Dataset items
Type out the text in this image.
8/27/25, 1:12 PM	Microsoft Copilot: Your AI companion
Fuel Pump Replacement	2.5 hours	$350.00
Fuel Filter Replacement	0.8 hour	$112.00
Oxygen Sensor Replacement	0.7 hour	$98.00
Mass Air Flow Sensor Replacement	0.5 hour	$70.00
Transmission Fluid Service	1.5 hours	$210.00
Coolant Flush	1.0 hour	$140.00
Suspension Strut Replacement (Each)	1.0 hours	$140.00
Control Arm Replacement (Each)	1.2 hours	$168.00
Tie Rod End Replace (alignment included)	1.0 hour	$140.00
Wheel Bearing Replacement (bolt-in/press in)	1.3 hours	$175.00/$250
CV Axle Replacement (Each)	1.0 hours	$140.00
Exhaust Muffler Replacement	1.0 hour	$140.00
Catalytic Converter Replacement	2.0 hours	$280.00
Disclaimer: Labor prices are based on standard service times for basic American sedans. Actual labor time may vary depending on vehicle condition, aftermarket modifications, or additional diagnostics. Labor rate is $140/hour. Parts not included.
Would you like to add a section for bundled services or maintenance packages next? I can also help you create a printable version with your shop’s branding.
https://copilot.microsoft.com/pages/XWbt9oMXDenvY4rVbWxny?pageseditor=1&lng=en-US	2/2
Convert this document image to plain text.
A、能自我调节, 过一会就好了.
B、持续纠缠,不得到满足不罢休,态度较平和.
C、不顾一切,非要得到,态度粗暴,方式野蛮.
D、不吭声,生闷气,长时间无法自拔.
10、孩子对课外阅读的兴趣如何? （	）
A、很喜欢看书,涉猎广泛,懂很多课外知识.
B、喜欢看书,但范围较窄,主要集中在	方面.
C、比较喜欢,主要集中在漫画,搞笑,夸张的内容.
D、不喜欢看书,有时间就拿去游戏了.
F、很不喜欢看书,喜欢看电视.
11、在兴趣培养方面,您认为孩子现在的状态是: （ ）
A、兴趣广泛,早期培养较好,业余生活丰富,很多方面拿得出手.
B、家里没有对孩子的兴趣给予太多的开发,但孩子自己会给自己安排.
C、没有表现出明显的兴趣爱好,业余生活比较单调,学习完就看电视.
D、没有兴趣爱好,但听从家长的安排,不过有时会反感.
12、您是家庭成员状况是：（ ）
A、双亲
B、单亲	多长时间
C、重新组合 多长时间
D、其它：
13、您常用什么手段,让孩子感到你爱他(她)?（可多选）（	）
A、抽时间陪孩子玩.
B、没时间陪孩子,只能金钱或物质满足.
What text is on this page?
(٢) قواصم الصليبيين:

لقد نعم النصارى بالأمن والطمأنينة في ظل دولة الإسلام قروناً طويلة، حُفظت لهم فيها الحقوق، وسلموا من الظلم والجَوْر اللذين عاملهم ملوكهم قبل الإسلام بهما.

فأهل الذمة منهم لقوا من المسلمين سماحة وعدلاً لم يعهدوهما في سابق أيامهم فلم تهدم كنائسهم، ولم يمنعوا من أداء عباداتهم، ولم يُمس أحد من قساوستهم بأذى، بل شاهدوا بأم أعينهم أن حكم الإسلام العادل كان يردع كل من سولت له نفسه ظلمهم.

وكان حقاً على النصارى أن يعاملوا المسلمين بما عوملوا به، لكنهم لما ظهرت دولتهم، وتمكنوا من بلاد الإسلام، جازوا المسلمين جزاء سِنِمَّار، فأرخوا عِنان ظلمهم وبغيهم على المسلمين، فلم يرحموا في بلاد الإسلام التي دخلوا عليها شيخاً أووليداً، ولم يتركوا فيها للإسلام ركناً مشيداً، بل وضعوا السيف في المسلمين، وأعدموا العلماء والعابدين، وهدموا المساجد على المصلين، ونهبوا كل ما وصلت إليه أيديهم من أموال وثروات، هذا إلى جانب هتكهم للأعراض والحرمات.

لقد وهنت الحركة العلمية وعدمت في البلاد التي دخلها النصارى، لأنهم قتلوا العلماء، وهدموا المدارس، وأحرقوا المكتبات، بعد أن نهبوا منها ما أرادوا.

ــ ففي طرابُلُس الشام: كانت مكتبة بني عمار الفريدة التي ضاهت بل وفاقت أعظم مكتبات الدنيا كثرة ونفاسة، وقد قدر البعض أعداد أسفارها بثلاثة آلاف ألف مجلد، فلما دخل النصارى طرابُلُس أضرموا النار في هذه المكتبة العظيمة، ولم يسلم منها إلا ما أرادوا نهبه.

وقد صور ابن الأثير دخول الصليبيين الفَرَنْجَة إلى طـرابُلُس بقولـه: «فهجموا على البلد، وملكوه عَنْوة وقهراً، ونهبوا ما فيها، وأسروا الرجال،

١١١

— Exercise instructions —
Restate the whole listing exactly.

— In response —
Type out the text in this image.
8/27/25, 1:12 PM	Microsoft Copilot: Your AI companion
Fuel Pump Replacement	2.5 hours	$350.00
Fuel Filter Replacement	0.8 hour	$112.00
Oxygen Sensor Replacement	0.7 hour	$98.00
Mass Air Flow Sensor Replacement	0.5 hour	$70.00
Transmission Fluid Service	1.5 hours	$210.00
Coolant Flush	1.0 hour	$140.00
Suspension Strut Replacement (Each)	1.0 hours	$140.00
Control Arm Replacement (Each)	1.2 hours	$168.00
Tie Rod End Replace (alignment included)	1.0 hour	$140.00
Wheel Bearing Replacement (bolt-in/press in)	1.3 hours	$175.00/$250
CV Axle Replacement (Each)	1.0 hours	$140.00
Exhaust Muffler Replacement	1.0 hour	$140.00
Catalytic Converter Replacement	2.0 hours	$280.00
Disclaimer: Labor prices are based on standard service times for basic American sedans. Actual labor time may vary depending on vehicle condition, aftermarket modifications, or additional diagnostics. Labor rate is $140/hour. Parts not included.
Would you like to add a section for bundled services or maintenance packages next? I can also help you create a printable version with your shop’s branding.
https://copilot.microsoft.com/pages/XWbt9oMXDenvY4rVbWxny?pageseditor=1&lng=en-US	2/2
Convert this document image to plain text.
A、能自我调节, 过一会就好了.
B、持续纠缠,不得到满足不罢休,态度较平和.
C、不顾一切,非要得到,态度粗暴,方式野蛮.
D、不吭声,生闷气,长时间无法自拔.
10、孩子对课外阅读的兴趣如何? （	）
A、很喜欢看书,涉猎广泛,懂很多课外知识.
B、喜欢看书,但范围较窄,主要集中在	方面.
C、比较喜欢,主要集中在漫画,搞笑,夸张的内容.
D、不喜欢看书,有时间就拿去游戏了.
F、很不喜欢看书,喜欢看电视.
11、在兴趣培养方面,您认为孩子现在的状态是: （ ）
A、兴趣广泛,早期培养较好,业余生活丰富,很多方面拿得出手.
B、家里没有对孩子的兴趣给予太多的开发,但孩子自己会给自己安排.
C、没有表现出明显的兴趣爱好,业余生活比较单调,学习完就看电视.
D、没有兴趣爱好,但听从家长的安排,不过有时会反感.
12、您是家庭成员状况是：（ ）
A、双亲
B、单亲	多长时间
C、重新组合 多长时间
D、其它：
13、您常用什么手段,让孩子感到你爱他(她)?（可多选）（	）
A、抽时间陪孩子玩.
B、没时间陪孩子,只能金钱或物质满足.
What text is on this page?
(٢) قواصم الصليبيين:

لقد نعم النصارى بالأمن والطمأنينة في ظل دولة الإسلام قروناً طويلة، حُفظت لهم فيها الحقوق، وسلموا من الظلم والجَوْر اللذين عاملهم ملوكهم قبل الإسلام بهما.

فأهل الذمة منهم لقوا من المسلمين سماحة وعدلاً لم يعهدوهما في سابق أيامهم فلم تهدم كنائسهم، ولم يمنعوا من أداء عباداتهم، ولم يُمس أحد من قساوستهم بأذى، بل شاهدوا بأم أعينهم أن حكم الإسلام العادل كان يردع كل من سولت له نفسه ظلمهم.

وكان حقاً على النصارى أن يعاملوا المسلمين بما عوملوا به، لكنهم لما ظهرت دولتهم، وتمكنوا من بلاد الإسلام، جازوا المسلمين جزاء سِنِمَّار، فأرخوا عِنان ظلمهم وبغيهم على المسلمين، فلم يرحموا في بلاد الإسلام التي دخلوا عليها شيخاً أووليداً، ولم يتركوا فيها للإسلام ركناً مشيداً، بل وضعوا السيف في المسلمين، وأعدموا العلماء والعابدين، وهدموا المساجد على المصلين، ونهبوا كل ما وصلت إليه أيديهم من أموال وثروات، هذا إلى جانب هتكهم للأعراض والحرمات.

لقد وهنت الحركة العلمية وعدمت في البلاد التي دخلها النصارى، لأنهم قتلوا العلماء، وهدموا المدارس، وأحرقوا المكتبات، بعد أن نهبوا منها ما أرادوا.

ــ ففي طرابُلُس الشام: كانت مكتبة بني عمار الفريدة التي ضاهت بل وفاقت أعظم مكتبات الدنيا كثرة ونفاسة، وقد قدر البعض أعداد أسفارها بثلاثة آلاف ألف مجلد، فلما دخل النصارى طرابُلُس أضرموا النار في هذه المكتبة العظيمة، ولم يسلم منها إلا ما أرادوا نهبه.

وقد صور ابن الأثير دخول الصليبيين الفَرَنْجَة إلى طـرابُلُس بقولـه: «فهجموا على البلد، وملكوه عَنْوة وقهراً، ونهبوا ما فيها، وأسروا الرجال،

١١١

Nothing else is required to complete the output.